Task requirements | Omit every picture and output the rest of the records exactly as they are.

* begin Data for this exercise *

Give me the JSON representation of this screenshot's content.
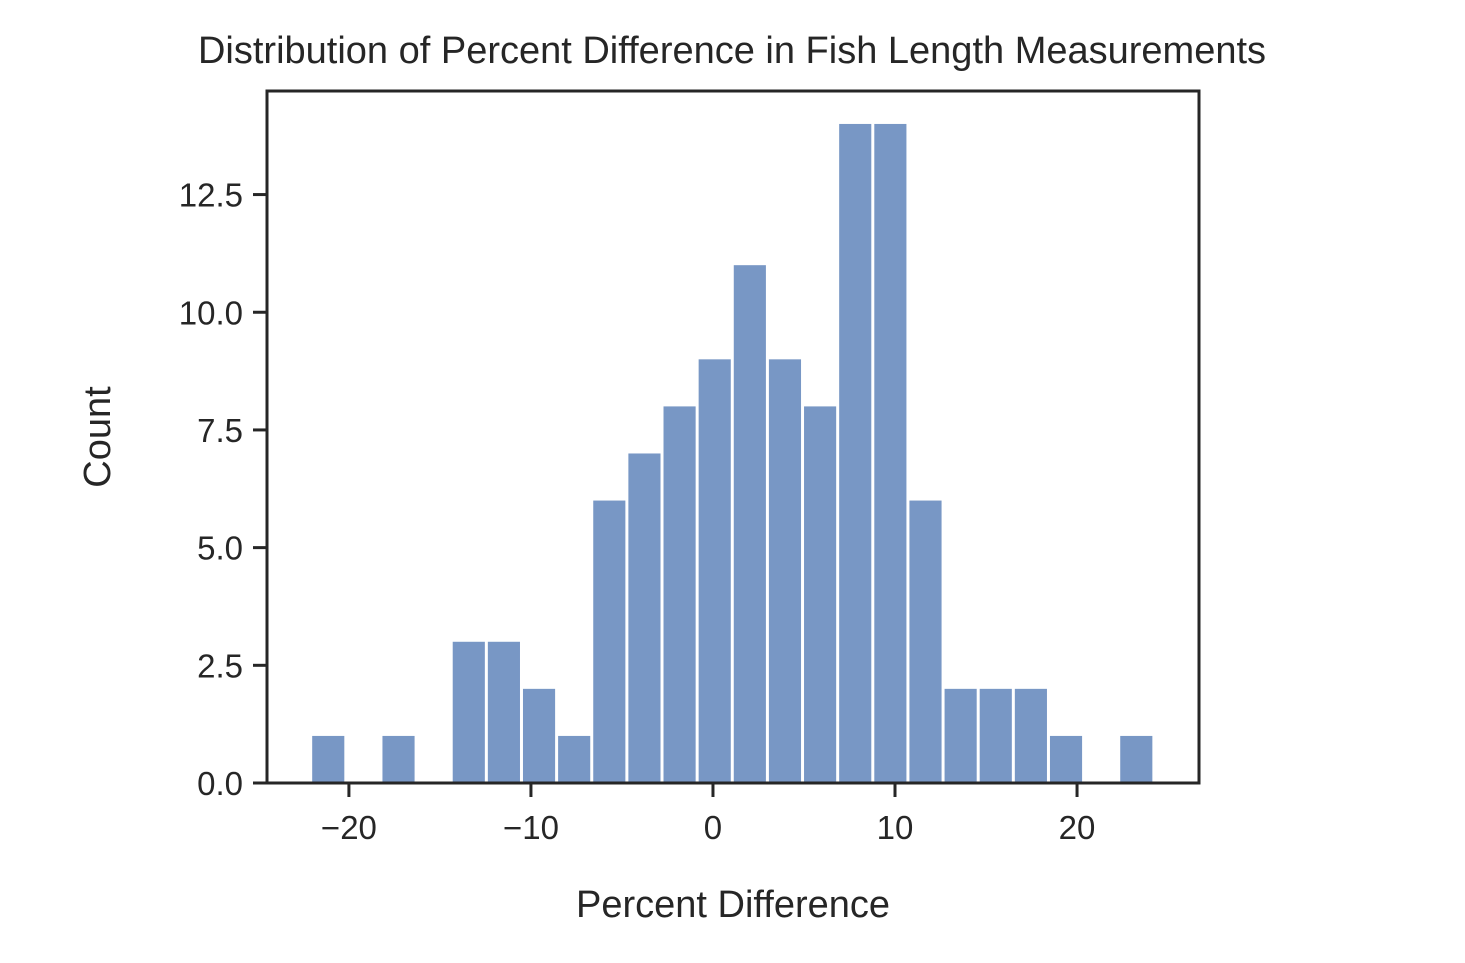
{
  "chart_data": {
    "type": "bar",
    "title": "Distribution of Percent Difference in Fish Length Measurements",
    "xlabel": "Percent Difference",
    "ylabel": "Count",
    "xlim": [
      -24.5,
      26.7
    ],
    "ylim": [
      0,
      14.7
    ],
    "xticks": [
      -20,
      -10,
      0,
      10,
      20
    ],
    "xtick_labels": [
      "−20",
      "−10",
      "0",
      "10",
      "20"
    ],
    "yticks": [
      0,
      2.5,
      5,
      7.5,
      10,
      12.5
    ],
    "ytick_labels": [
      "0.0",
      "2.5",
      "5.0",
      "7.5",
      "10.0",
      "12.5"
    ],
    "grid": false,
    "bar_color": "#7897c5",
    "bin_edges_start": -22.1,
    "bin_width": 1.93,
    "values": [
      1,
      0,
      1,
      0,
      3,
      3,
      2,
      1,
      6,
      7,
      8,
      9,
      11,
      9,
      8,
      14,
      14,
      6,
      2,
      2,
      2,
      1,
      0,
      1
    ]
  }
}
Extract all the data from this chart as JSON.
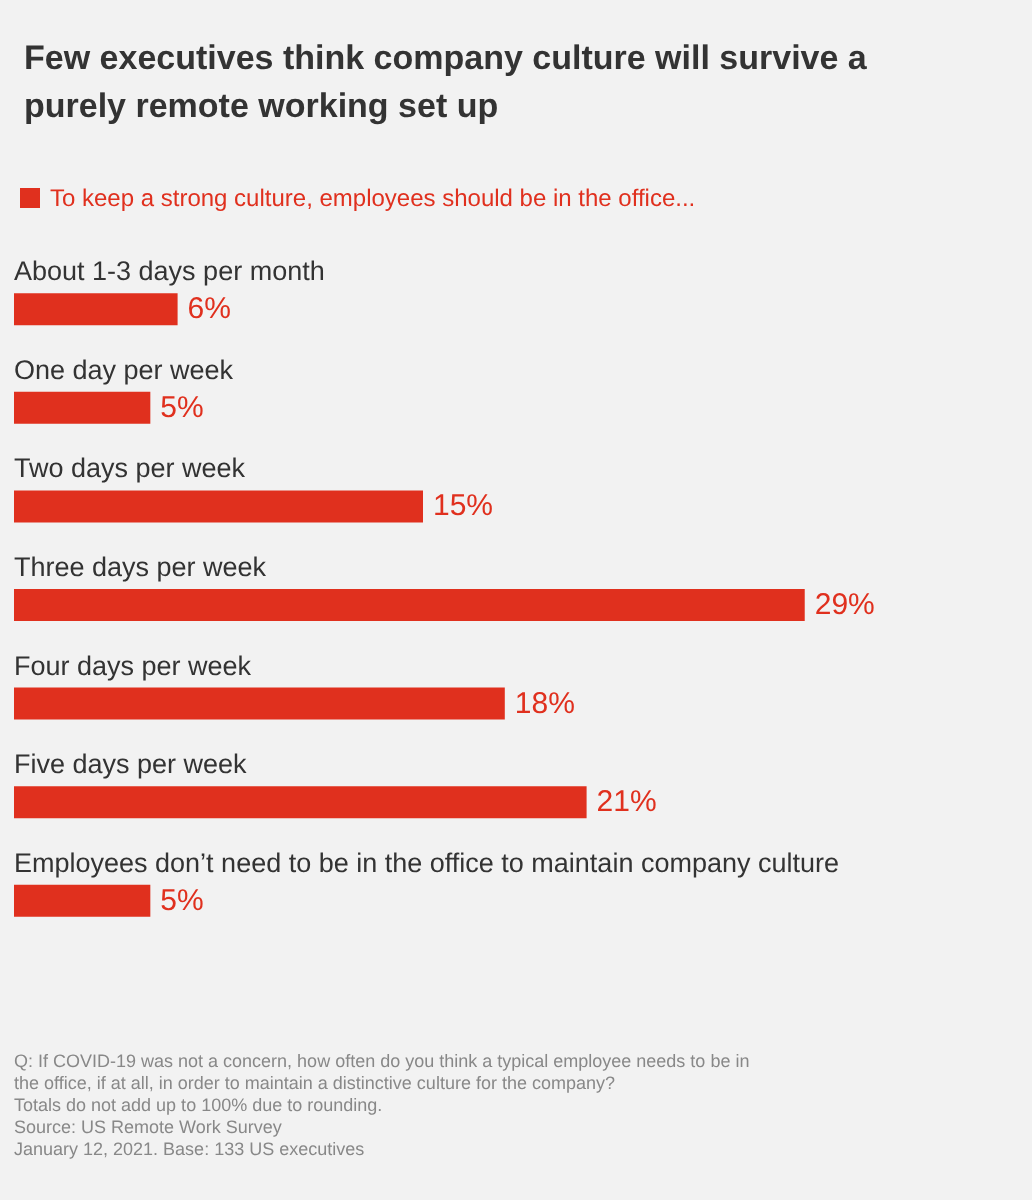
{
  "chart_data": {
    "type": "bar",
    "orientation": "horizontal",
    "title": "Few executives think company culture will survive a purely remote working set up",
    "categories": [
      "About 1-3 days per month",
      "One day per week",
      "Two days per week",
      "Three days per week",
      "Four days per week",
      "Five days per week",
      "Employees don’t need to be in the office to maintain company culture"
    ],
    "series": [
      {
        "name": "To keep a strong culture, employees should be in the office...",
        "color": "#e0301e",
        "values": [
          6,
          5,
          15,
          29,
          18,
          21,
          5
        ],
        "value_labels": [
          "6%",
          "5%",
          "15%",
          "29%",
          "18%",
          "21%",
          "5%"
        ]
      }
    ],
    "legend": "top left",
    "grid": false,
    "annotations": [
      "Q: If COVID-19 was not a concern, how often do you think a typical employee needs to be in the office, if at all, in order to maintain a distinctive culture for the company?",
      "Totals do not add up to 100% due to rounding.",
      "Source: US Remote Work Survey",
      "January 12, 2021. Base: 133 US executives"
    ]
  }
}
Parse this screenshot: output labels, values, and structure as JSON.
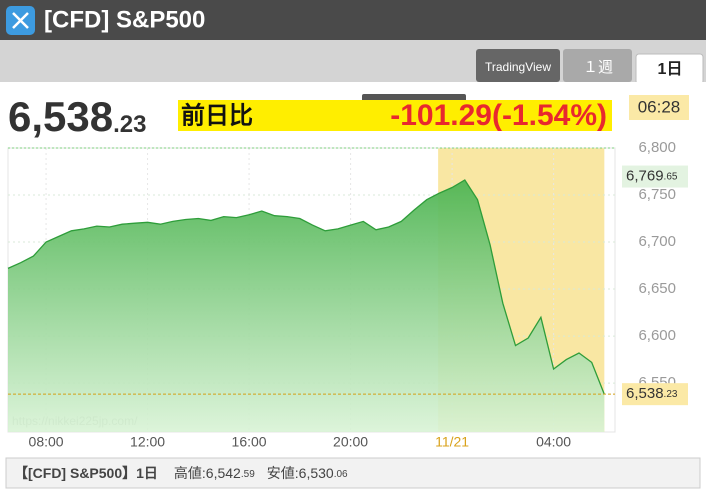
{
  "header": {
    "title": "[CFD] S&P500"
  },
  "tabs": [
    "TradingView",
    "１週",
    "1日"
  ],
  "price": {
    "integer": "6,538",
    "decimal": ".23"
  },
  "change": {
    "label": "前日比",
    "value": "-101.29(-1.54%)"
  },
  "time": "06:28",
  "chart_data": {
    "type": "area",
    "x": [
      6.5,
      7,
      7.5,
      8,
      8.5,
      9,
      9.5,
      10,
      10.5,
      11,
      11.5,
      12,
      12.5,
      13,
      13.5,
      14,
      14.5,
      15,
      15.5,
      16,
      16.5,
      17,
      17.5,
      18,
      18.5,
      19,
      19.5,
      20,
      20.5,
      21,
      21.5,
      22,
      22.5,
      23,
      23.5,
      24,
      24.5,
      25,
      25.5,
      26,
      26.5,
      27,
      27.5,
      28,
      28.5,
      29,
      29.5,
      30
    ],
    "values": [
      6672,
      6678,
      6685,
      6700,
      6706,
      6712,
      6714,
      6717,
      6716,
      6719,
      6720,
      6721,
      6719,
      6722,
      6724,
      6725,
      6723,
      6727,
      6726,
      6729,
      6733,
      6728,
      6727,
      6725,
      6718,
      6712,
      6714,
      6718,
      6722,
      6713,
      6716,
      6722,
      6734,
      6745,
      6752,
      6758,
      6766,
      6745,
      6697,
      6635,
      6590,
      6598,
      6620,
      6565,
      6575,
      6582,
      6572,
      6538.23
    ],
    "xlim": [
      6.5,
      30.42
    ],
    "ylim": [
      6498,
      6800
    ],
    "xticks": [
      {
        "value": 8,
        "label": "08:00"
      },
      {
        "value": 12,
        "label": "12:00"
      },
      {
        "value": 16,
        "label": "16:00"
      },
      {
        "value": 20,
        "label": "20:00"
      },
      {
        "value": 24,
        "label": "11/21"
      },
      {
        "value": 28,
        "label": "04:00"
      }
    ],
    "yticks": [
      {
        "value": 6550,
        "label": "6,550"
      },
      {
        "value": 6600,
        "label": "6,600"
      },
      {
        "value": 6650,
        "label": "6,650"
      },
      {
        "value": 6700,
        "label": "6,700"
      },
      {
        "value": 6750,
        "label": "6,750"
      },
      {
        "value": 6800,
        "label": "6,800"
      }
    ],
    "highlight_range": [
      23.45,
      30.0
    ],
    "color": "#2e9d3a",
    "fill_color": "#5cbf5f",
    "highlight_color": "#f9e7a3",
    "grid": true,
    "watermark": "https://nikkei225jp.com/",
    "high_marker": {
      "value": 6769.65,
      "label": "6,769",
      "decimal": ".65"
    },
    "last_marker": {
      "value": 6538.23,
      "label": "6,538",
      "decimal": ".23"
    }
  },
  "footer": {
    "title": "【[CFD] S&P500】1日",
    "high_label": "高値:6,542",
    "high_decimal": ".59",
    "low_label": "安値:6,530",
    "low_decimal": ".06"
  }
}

* end Data for this exercise *

Finished answer |
Give me the JSON representation of this screenshot's content.
{
  "chart_data": {
    "type": "bar",
    "title": "Distribution of Percent Difference in Fish Length Measurements",
    "xlabel": "Percent Difference",
    "ylabel": "Count",
    "xlim": [
      -24.5,
      26.7
    ],
    "ylim": [
      0,
      14.7
    ],
    "xticks": [
      -20,
      -10,
      0,
      10,
      20
    ],
    "xtick_labels": [
      "−20",
      "−10",
      "0",
      "10",
      "20"
    ],
    "yticks": [
      0,
      2.5,
      5,
      7.5,
      10,
      12.5
    ],
    "ytick_labels": [
      "0.0",
      "2.5",
      "5.0",
      "7.5",
      "10.0",
      "12.5"
    ],
    "grid": false,
    "bar_color": "#7897c5",
    "bin_edges_start": -22.1,
    "bin_width": 1.93,
    "values": [
      1,
      0,
      1,
      0,
      3,
      3,
      2,
      1,
      6,
      7,
      8,
      9,
      11,
      9,
      8,
      14,
      14,
      6,
      2,
      2,
      2,
      1,
      0,
      1
    ]
  }
}
Extract all the data from this chart as JSON.
{
  "chart_data": {
    "type": "bar",
    "orientation": "horizontal",
    "title": "Few executives think company culture will survive a purely remote working set up",
    "categories": [
      "About 1-3 days per month",
      "One day per week",
      "Two days per week",
      "Three days per week",
      "Four days per week",
      "Five days per week",
      "Employees don’t need to be in the office to maintain company culture"
    ],
    "series": [
      {
        "name": "To keep a strong culture, employees should be in the office...",
        "color": "#e0301e",
        "values": [
          6,
          5,
          15,
          29,
          18,
          21,
          5
        ],
        "value_labels": [
          "6%",
          "5%",
          "15%",
          "29%",
          "18%",
          "21%",
          "5%"
        ]
      }
    ],
    "legend": "top left",
    "grid": false,
    "annotations": [
      "Q: If COVID-19 was not a concern, how often do you think a typical employee needs to be in the office, if at all, in order to maintain a distinctive culture for the company?",
      "Totals do not add up to 100% due to rounding.",
      "Source: US Remote Work Survey",
      "January 12, 2021. Base: 133 US executives"
    ]
  }
}
Parse this screenshot: output labels, values, and structure as JSON.
{
  "header": {
    "title": "[CFD] S&P500"
  },
  "tabs": [
    "TradingView",
    "１週",
    "1日"
  ],
  "price": {
    "integer": "6,538",
    "decimal": ".23"
  },
  "change": {
    "label": "前日比",
    "value": "-101.29(-1.54%)"
  },
  "time": "06:28",
  "chart_data": {
    "type": "area",
    "x": [
      6.5,
      7,
      7.5,
      8,
      8.5,
      9,
      9.5,
      10,
      10.5,
      11,
      11.5,
      12,
      12.5,
      13,
      13.5,
      14,
      14.5,
      15,
      15.5,
      16,
      16.5,
      17,
      17.5,
      18,
      18.5,
      19,
      19.5,
      20,
      20.5,
      21,
      21.5,
      22,
      22.5,
      23,
      23.5,
      24,
      24.5,
      25,
      25.5,
      26,
      26.5,
      27,
      27.5,
      28,
      28.5,
      29,
      29.5,
      30
    ],
    "values": [
      6672,
      6678,
      6685,
      6700,
      6706,
      6712,
      6714,
      6717,
      6716,
      6719,
      6720,
      6721,
      6719,
      6722,
      6724,
      6725,
      6723,
      6727,
      6726,
      6729,
      6733,
      6728,
      6727,
      6725,
      6718,
      6712,
      6714,
      6718,
      6722,
      6713,
      6716,
      6722,
      6734,
      6745,
      6752,
      6758,
      6766,
      6745,
      6697,
      6635,
      6590,
      6598,
      6620,
      6565,
      6575,
      6582,
      6572,
      6538.23
    ],
    "xlim": [
      6.5,
      30.42
    ],
    "ylim": [
      6498,
      6800
    ],
    "xticks": [
      {
        "value": 8,
        "label": "08:00"
      },
      {
        "value": 12,
        "label": "12:00"
      },
      {
        "value": 16,
        "label": "16:00"
      },
      {
        "value": 20,
        "label": "20:00"
      },
      {
        "value": 24,
        "label": "11/21"
      },
      {
        "value": 28,
        "label": "04:00"
      }
    ],
    "yticks": [
      {
        "value": 6550,
        "label": "6,550"
      },
      {
        "value": 6600,
        "label": "6,600"
      },
      {
        "value": 6650,
        "label": "6,650"
      },
      {
        "value": 6700,
        "label": "6,700"
      },
      {
        "value": 6750,
        "label": "6,750"
      },
      {
        "value": 6800,
        "label": "6,800"
      }
    ],
    "highlight_range": [
      23.45,
      30.0
    ],
    "color": "#2e9d3a",
    "fill_color": "#5cbf5f",
    "highlight_color": "#f9e7a3",
    "grid": true,
    "watermark": "https://nikkei225jp.com/",
    "high_marker": {
      "value": 6769.65,
      "label": "6,769",
      "decimal": ".65"
    },
    "last_marker": {
      "value": 6538.23,
      "label": "6,538",
      "decimal": ".23"
    }
  },
  "footer": {
    "title": "【[CFD] S&P500】1日",
    "high_label": "高値:6,542",
    "high_decimal": ".59",
    "low_label": "安値:6,530",
    "low_decimal": ".06"
  }
}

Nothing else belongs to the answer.